WHAT TO PRODUCE:
Convert the listing, from its first line through the line containing "colorbar-cell [84,671,112,689]", into a JSON list of strings with one string per line and blank lines left out.

ROWS:
-=-=-

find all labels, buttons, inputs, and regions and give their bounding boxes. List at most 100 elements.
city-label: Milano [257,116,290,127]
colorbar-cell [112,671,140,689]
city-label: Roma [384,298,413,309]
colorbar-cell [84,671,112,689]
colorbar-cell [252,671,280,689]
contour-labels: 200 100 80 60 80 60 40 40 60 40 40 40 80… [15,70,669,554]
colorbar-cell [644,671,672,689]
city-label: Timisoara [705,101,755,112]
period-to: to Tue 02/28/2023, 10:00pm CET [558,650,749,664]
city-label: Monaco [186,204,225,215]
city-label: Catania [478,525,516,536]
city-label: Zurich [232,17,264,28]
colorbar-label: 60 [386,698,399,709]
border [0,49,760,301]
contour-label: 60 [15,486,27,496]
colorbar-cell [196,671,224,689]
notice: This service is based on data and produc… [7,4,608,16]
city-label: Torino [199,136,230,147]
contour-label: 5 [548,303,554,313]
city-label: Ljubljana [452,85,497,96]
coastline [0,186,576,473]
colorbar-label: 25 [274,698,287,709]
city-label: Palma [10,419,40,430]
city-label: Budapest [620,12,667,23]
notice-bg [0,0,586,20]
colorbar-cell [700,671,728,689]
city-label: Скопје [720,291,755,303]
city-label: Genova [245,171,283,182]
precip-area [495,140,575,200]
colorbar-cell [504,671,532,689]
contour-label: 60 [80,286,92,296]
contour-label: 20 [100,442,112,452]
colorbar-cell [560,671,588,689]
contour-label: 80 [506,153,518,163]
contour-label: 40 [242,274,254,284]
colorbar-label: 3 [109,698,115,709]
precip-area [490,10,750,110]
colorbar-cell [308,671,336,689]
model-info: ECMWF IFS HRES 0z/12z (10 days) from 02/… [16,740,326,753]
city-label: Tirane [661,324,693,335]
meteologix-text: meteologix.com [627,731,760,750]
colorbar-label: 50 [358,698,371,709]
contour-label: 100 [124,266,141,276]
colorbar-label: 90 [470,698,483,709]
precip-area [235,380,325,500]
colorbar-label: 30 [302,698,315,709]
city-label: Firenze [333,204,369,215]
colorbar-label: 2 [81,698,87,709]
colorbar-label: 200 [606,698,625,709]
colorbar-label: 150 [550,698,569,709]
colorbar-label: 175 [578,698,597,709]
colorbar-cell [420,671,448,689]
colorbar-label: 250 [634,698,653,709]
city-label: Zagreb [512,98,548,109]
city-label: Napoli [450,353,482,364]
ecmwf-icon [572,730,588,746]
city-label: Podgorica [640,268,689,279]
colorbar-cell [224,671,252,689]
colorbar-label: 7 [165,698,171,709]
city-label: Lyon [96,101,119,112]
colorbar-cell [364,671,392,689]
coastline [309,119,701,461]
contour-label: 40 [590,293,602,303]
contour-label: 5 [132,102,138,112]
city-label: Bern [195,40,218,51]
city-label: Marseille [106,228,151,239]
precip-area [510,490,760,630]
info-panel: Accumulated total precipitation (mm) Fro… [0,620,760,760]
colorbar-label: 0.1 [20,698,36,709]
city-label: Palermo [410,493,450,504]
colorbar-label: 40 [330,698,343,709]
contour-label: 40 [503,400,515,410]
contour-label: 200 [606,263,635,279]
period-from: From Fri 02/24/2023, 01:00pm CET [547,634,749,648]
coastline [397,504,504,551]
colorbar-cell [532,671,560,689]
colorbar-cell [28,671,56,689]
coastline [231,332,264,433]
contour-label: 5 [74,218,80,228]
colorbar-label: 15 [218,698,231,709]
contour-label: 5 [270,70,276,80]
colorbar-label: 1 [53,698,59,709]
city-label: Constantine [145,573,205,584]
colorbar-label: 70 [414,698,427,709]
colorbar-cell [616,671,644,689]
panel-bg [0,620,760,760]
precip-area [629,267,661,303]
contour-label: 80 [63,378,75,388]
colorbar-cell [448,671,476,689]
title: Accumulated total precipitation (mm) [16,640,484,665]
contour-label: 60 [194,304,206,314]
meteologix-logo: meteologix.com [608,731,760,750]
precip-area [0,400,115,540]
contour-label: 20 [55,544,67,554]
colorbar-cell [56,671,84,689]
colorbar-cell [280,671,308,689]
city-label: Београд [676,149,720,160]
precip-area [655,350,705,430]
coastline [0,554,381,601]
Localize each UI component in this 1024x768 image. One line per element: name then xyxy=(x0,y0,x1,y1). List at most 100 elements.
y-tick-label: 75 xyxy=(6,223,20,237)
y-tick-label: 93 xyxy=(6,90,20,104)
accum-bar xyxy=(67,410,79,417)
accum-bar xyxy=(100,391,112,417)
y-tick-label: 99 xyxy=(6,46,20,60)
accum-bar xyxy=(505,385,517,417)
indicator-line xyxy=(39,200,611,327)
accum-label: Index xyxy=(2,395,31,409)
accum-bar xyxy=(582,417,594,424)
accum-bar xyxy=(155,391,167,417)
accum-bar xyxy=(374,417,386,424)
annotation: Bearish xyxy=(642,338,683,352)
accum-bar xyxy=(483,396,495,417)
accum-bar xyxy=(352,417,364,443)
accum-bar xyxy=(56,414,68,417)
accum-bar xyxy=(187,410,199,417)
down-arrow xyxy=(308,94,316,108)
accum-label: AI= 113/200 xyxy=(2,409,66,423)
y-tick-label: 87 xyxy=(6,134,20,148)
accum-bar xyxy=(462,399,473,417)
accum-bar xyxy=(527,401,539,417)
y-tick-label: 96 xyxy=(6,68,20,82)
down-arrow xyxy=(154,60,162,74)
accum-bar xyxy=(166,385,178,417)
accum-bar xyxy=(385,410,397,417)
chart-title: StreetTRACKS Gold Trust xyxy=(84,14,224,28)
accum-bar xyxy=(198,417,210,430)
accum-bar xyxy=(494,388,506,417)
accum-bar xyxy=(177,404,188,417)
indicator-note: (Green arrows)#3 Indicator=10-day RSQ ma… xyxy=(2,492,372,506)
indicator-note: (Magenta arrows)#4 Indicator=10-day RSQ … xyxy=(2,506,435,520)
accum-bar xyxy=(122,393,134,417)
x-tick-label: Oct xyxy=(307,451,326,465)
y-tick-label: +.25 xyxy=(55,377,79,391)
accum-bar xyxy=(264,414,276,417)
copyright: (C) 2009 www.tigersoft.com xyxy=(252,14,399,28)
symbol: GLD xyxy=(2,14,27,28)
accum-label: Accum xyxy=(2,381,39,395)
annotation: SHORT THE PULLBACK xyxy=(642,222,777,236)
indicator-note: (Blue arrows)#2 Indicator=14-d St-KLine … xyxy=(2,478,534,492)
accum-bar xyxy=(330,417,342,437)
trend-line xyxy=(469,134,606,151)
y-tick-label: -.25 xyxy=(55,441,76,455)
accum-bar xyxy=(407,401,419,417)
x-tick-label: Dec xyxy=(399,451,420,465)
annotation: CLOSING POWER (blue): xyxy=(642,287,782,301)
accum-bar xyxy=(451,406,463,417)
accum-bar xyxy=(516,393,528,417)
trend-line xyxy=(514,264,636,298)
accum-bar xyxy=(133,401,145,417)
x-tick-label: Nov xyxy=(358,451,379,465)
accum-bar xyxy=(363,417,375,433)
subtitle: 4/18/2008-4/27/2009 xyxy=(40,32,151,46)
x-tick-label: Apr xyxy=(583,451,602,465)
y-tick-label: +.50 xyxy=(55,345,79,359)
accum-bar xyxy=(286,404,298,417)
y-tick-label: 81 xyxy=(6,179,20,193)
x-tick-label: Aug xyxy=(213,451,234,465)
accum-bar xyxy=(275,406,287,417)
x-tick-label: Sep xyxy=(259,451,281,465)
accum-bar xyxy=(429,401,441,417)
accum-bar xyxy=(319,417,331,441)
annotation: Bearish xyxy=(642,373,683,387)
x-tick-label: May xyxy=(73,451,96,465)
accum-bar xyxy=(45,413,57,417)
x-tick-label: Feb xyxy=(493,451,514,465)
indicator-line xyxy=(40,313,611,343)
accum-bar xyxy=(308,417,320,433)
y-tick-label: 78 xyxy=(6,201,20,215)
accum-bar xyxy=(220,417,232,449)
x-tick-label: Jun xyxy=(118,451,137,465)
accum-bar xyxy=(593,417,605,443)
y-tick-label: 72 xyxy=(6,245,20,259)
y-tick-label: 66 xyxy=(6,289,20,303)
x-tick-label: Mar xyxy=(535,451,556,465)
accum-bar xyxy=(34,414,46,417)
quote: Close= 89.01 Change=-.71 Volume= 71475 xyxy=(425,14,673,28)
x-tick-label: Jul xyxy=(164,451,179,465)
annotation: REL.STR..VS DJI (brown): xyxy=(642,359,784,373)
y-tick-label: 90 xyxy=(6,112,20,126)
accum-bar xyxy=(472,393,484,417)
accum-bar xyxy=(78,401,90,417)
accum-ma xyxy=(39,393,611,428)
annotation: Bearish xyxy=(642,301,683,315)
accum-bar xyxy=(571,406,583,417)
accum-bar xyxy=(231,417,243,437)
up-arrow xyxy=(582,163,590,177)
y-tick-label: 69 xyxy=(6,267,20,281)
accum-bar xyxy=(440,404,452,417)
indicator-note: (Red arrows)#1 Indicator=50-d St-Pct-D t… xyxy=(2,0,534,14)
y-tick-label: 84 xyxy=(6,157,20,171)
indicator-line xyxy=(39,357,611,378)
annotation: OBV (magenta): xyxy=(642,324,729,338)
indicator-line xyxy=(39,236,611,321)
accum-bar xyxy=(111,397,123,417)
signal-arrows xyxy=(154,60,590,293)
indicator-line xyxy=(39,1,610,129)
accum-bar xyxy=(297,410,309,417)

-=-=-

RIGHT ANSWER:
[
  "find all labels, buttons, inputs, and regions and give their bounding boxes. List at most 100 elements.",
  "city-label: Milano [257,116,290,127]",
  "colorbar-cell [112,671,140,689]",
  "city-label: Roma [384,298,413,309]",
  "colorbar-cell [84,671,112,689]"
]